Find the lines below that contain the word "Exoſtoſe" and count them. Only the number should be given.

-=-=-

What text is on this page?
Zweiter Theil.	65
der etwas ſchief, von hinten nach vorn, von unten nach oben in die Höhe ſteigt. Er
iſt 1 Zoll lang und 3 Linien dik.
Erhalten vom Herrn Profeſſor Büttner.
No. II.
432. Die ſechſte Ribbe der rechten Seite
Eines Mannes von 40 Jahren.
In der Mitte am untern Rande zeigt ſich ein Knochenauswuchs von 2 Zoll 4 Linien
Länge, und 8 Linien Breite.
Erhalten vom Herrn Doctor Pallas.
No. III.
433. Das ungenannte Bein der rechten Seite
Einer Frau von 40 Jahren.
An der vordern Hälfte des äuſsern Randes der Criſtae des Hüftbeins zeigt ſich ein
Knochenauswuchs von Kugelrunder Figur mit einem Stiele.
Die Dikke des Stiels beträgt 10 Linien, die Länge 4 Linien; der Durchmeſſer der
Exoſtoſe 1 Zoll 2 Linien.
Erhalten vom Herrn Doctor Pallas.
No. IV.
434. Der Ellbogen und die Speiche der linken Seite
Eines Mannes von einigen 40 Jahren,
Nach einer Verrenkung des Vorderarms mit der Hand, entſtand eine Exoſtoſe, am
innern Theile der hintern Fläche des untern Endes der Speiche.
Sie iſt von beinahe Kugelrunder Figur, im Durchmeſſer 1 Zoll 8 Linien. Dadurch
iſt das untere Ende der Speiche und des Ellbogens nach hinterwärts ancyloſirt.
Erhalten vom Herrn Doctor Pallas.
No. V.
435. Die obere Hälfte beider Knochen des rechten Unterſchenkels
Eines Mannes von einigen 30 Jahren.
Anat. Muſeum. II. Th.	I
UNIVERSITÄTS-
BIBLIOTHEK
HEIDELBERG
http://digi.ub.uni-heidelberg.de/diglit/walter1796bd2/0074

-=-=-

→ **WRITTEN RESPONSE**
2